═════ Information

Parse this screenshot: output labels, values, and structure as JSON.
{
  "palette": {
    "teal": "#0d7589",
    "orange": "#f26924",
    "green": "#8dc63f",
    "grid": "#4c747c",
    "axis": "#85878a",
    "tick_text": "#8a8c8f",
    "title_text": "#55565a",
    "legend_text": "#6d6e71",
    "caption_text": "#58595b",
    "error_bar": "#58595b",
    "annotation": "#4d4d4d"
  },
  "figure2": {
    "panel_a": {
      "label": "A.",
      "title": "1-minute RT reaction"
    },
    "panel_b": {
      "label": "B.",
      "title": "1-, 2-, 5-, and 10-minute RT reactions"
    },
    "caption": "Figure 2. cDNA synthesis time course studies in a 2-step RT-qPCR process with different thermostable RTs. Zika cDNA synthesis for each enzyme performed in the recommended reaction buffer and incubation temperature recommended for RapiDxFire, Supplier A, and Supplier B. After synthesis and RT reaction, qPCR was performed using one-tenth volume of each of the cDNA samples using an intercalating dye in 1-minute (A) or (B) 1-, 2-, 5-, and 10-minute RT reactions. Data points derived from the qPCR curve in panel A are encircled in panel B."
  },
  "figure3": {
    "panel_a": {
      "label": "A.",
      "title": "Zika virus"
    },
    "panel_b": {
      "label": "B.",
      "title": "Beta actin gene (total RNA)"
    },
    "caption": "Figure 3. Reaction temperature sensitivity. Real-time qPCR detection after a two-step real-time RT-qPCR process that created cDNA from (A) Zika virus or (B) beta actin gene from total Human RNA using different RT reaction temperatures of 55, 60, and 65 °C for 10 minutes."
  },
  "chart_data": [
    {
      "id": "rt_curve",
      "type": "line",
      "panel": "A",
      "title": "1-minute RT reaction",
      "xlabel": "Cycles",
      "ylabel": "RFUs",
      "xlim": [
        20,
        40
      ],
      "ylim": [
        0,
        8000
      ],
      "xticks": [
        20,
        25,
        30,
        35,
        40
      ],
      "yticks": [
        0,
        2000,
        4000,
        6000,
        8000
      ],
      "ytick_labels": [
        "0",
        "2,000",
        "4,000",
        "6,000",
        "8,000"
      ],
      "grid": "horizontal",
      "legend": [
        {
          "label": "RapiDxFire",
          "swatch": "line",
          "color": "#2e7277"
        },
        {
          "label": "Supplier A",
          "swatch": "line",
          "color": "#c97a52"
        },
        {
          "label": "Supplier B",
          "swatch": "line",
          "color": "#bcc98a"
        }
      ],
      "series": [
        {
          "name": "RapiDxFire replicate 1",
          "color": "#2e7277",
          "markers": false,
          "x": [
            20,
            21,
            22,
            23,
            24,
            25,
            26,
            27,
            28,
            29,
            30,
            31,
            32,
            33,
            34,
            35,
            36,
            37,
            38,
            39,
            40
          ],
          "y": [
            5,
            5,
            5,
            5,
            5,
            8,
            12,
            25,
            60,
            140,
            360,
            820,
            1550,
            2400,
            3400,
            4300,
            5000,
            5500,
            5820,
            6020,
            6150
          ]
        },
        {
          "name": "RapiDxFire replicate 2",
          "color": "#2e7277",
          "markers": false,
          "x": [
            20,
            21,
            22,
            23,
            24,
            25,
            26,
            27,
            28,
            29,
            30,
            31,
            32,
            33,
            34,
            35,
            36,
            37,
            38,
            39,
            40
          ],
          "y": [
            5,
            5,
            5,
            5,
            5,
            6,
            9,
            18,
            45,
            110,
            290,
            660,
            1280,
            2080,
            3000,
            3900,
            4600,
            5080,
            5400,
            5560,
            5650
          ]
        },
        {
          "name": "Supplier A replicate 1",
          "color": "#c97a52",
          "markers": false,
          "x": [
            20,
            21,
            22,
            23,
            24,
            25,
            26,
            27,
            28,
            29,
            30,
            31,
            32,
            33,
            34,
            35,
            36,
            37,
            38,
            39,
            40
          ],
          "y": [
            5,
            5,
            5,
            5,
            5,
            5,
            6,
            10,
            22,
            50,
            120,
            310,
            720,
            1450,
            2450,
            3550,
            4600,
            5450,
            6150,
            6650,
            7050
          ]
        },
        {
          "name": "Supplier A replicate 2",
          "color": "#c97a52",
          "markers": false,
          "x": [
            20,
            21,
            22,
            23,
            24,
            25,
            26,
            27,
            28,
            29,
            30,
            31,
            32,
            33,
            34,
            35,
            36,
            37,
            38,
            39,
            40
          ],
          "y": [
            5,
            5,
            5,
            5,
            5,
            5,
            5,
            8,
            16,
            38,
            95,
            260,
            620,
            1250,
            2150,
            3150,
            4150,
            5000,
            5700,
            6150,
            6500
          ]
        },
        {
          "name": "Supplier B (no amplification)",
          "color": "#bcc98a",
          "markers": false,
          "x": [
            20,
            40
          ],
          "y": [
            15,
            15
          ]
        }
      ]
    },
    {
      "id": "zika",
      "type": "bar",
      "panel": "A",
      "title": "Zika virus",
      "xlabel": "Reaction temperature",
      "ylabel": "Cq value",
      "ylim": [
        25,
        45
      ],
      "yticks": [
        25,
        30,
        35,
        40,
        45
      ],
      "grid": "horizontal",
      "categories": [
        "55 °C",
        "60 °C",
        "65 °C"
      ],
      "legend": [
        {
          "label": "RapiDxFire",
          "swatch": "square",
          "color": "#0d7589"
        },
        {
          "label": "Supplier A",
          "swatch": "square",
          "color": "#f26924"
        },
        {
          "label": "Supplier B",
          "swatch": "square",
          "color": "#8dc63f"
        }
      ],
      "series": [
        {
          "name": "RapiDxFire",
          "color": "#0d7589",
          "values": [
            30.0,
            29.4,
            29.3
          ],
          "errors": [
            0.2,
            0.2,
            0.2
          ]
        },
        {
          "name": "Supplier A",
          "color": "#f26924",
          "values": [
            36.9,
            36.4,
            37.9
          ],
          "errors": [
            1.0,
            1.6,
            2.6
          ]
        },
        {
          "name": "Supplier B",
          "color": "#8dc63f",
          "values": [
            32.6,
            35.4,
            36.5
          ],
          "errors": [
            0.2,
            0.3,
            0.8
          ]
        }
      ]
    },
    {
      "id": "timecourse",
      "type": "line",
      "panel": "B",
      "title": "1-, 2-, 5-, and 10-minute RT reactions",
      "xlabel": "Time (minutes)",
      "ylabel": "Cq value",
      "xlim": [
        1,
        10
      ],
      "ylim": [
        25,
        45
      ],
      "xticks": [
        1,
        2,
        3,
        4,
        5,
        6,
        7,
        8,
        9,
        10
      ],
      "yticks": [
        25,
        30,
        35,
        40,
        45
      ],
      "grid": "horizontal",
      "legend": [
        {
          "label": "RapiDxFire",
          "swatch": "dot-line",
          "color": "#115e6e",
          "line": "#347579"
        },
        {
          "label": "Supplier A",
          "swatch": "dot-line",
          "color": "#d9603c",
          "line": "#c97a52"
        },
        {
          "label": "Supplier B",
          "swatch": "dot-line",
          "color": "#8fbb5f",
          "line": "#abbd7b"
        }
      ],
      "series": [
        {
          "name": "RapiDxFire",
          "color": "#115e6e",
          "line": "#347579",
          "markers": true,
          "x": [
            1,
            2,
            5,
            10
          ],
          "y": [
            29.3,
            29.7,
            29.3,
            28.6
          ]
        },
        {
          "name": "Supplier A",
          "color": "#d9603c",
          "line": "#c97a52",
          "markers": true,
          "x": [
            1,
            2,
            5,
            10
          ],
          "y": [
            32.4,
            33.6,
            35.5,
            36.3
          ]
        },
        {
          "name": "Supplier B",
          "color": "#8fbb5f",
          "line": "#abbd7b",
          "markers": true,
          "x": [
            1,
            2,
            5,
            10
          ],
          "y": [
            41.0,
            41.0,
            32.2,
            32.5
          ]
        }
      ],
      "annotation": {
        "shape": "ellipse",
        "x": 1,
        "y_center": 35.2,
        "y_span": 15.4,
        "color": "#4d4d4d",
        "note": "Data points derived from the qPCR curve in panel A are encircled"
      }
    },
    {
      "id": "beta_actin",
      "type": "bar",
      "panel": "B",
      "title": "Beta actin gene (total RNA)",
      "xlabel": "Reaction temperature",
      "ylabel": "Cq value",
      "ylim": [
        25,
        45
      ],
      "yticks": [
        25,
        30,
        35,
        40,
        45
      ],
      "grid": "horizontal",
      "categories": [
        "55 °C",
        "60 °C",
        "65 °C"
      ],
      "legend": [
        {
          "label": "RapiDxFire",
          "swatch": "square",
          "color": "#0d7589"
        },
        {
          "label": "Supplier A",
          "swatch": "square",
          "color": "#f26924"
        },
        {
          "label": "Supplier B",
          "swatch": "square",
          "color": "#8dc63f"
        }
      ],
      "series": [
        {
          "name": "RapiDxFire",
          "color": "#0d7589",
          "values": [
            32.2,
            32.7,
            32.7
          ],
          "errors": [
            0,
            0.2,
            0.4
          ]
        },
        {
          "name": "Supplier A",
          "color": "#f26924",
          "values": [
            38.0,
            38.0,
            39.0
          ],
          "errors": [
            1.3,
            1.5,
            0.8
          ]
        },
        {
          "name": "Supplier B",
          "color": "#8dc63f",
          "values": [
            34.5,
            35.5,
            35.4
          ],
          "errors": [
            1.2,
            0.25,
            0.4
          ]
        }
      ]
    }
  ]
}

══════════

Exercise |
Show all lines in the entries above where the string "derived" appears.

Answer to the problem |
    "caption": "Figure 2. cDNA synthesis time course studies in a 2-step RT-qPCR process with different thermostable RTs. Zika cDNA synthesis for each enzyme performed in the recommended reaction buffer and incubation temperature recommended for RapiDxFire, Supplier A, and Supplier B. After synthesis and RT reaction, qPCR was performed using one-tenth volume of each of the cDNA samples using an intercalating dye in 1-minute (A) or (B) 1-, 2-, 5-, and 10-minute RT reactions. Data points derived from the qPCR curve in panel A are encircled in panel B."
        "note": "Data points derived from the qPCR curve in panel A are encircled"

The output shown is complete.